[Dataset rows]
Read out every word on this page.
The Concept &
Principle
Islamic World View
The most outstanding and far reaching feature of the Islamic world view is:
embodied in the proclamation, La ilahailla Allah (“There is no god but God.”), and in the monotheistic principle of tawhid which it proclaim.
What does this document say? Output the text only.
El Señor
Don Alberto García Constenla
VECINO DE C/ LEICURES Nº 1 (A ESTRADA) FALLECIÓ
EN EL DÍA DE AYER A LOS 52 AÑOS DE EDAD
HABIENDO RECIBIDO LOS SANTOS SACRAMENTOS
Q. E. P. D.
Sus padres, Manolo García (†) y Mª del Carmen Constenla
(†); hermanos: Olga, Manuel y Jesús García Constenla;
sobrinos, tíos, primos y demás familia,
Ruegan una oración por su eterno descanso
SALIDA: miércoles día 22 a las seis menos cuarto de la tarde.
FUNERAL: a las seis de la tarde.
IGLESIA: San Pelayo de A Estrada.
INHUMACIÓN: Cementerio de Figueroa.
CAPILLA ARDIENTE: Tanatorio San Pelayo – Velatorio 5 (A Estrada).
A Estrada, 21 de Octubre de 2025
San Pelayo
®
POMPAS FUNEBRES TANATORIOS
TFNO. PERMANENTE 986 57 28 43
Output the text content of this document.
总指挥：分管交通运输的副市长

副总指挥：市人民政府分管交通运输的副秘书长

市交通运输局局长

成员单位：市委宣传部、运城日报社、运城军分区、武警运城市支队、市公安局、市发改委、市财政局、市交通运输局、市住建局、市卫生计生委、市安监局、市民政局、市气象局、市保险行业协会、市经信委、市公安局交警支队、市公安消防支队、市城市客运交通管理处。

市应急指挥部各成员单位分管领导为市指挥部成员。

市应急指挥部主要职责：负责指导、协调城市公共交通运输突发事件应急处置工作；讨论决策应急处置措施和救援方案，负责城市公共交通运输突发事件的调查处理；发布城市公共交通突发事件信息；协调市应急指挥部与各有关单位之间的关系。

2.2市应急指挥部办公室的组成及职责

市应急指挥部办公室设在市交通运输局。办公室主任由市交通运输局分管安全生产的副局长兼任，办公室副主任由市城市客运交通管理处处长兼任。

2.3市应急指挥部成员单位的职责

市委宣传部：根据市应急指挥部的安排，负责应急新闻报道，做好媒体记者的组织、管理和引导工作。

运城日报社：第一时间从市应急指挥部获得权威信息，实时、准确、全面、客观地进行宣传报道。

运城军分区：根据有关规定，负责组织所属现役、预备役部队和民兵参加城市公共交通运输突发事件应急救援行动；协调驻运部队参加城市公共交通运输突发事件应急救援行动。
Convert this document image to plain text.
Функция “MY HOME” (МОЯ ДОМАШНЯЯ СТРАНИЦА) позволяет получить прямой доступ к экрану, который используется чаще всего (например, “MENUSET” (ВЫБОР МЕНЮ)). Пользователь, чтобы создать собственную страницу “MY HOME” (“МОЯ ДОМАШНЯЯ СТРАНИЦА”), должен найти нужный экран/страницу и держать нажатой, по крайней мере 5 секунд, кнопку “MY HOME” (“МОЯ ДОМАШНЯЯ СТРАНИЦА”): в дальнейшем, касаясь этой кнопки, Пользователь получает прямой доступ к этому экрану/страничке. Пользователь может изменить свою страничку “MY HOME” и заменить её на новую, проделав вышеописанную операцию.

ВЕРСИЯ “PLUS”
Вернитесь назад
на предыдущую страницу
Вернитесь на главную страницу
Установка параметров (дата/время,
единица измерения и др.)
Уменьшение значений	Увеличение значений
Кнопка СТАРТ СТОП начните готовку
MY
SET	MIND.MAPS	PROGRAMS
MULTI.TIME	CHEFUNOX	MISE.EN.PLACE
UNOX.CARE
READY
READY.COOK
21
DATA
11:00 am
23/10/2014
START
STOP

• [Given exercise]:
Report only how many lines of the listing hold the word "García".

• [Right answer]:
3